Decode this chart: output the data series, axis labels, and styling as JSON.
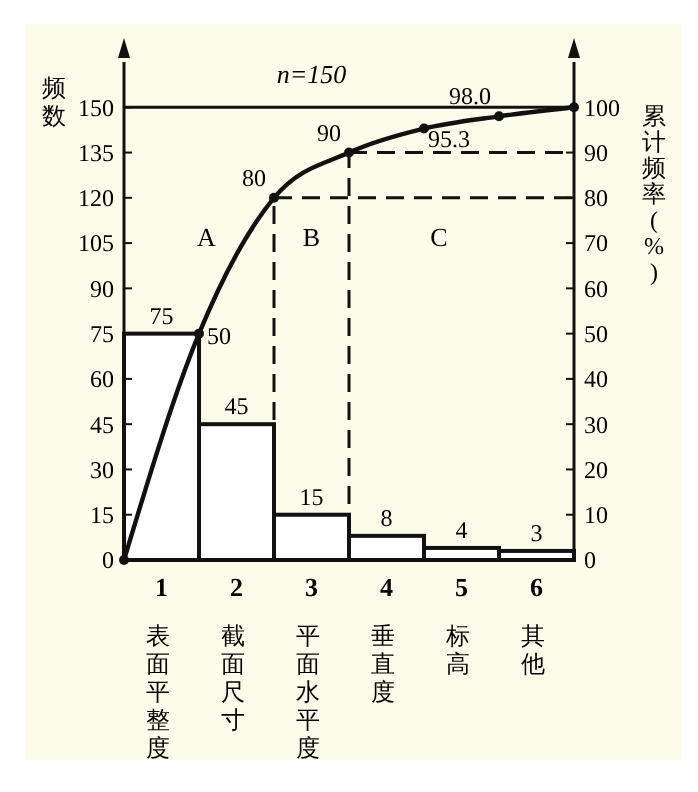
{
  "chart_data": {
    "type": "bar",
    "ylabel": "频数",
    "y2label": "累计频率(%)",
    "x": [
      0.5,
      1.5,
      2.5,
      3.5,
      4.5,
      5.5
    ],
    "xlim": [
      0,
      6
    ],
    "xticks": [
      {
        "value": 0.5,
        "label": "1"
      },
      {
        "value": 1.5,
        "label": "2"
      },
      {
        "value": 2.5,
        "label": "3"
      },
      {
        "value": 3.5,
        "label": "4"
      },
      {
        "value": 4.5,
        "label": "5"
      },
      {
        "value": 5.5,
        "label": "6"
      }
    ],
    "series": [
      {
        "color": "#ffffff",
        "values": [
          75,
          45,
          15,
          8,
          4,
          3
        ],
        "data_labels": true
      },
      {
        "type": "line",
        "axis": "y2",
        "color": "#111111",
        "x": [
          0,
          1,
          2,
          3,
          4,
          5,
          6
        ],
        "values": [
          0,
          50,
          80,
          90,
          95.3,
          98.0,
          100
        ],
        "value_labels": [
          null,
          "50",
          "80",
          "90",
          "95.3",
          "98.0",
          null
        ],
        "marker": "circle"
      }
    ],
    "ylim": [
      0,
      165
    ],
    "yticks": [
      0,
      15,
      30,
      45,
      60,
      75,
      90,
      105,
      120,
      135,
      150
    ],
    "y2lim": [
      0,
      110
    ],
    "y2ticks": [
      0,
      10,
      20,
      30,
      40,
      50,
      60,
      70,
      80,
      90,
      100
    ],
    "ref_lines": [
      {
        "axis": "y",
        "value": 150,
        "line_style": "solid"
      },
      {
        "axis": "y2",
        "value": 80,
        "line_style": "dashed"
      },
      {
        "axis": "y2",
        "value": 90,
        "line_style": "dashed"
      },
      {
        "axis": "x",
        "value": 2,
        "line_style": "dashed"
      },
      {
        "axis": "x",
        "value": 3,
        "line_style": "dashed"
      }
    ],
    "annotations": [
      "n=150",
      "A",
      "B",
      "C",
      "表面平整度",
      "截面尺寸",
      "平面水平度",
      "垂直度",
      "标高",
      "其他"
    ]
  }
}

● **Written request**
Write out all the entries word for word, but skip any images.

● **Written reply**
Decode this chart: output the data series, axis labels, and styling as JSON.
{
  "chart_data": {
    "type": "bar",
    "ylabel": "频数",
    "y2label": "累计频率(%)",
    "x": [
      0.5,
      1.5,
      2.5,
      3.5,
      4.5,
      5.5
    ],
    "xlim": [
      0,
      6
    ],
    "xticks": [
      {
        "value": 0.5,
        "label": "1"
      },
      {
        "value": 1.5,
        "label": "2"
      },
      {
        "value": 2.5,
        "label": "3"
      },
      {
        "value": 3.5,
        "label": "4"
      },
      {
        "value": 4.5,
        "label": "5"
      },
      {
        "value": 5.5,
        "label": "6"
      }
    ],
    "series": [
      {
        "color": "#ffffff",
        "values": [
          75,
          45,
          15,
          8,
          4,
          3
        ],
        "data_labels": true
      },
      {
        "type": "line",
        "axis": "y2",
        "color": "#111111",
        "x": [
          0,
          1,
          2,
          3,
          4,
          5,
          6
        ],
        "values": [
          0,
          50,
          80,
          90,
          95.3,
          98.0,
          100
        ],
        "value_labels": [
          null,
          "50",
          "80",
          "90",
          "95.3",
          "98.0",
          null
        ],
        "marker": "circle"
      }
    ],
    "ylim": [
      0,
      165
    ],
    "yticks": [
      0,
      15,
      30,
      45,
      60,
      75,
      90,
      105,
      120,
      135,
      150
    ],
    "y2lim": [
      0,
      110
    ],
    "y2ticks": [
      0,
      10,
      20,
      30,
      40,
      50,
      60,
      70,
      80,
      90,
      100
    ],
    "ref_lines": [
      {
        "axis": "y",
        "value": 150,
        "line_style": "solid"
      },
      {
        "axis": "y2",
        "value": 80,
        "line_style": "dashed"
      },
      {
        "axis": "y2",
        "value": 90,
        "line_style": "dashed"
      },
      {
        "axis": "x",
        "value": 2,
        "line_style": "dashed"
      },
      {
        "axis": "x",
        "value": 3,
        "line_style": "dashed"
      }
    ],
    "annotations": [
      "n=150",
      "A",
      "B",
      "C",
      "表面平整度",
      "截面尺寸",
      "平面水平度",
      "垂直度",
      "标高",
      "其他"
    ]
  }
}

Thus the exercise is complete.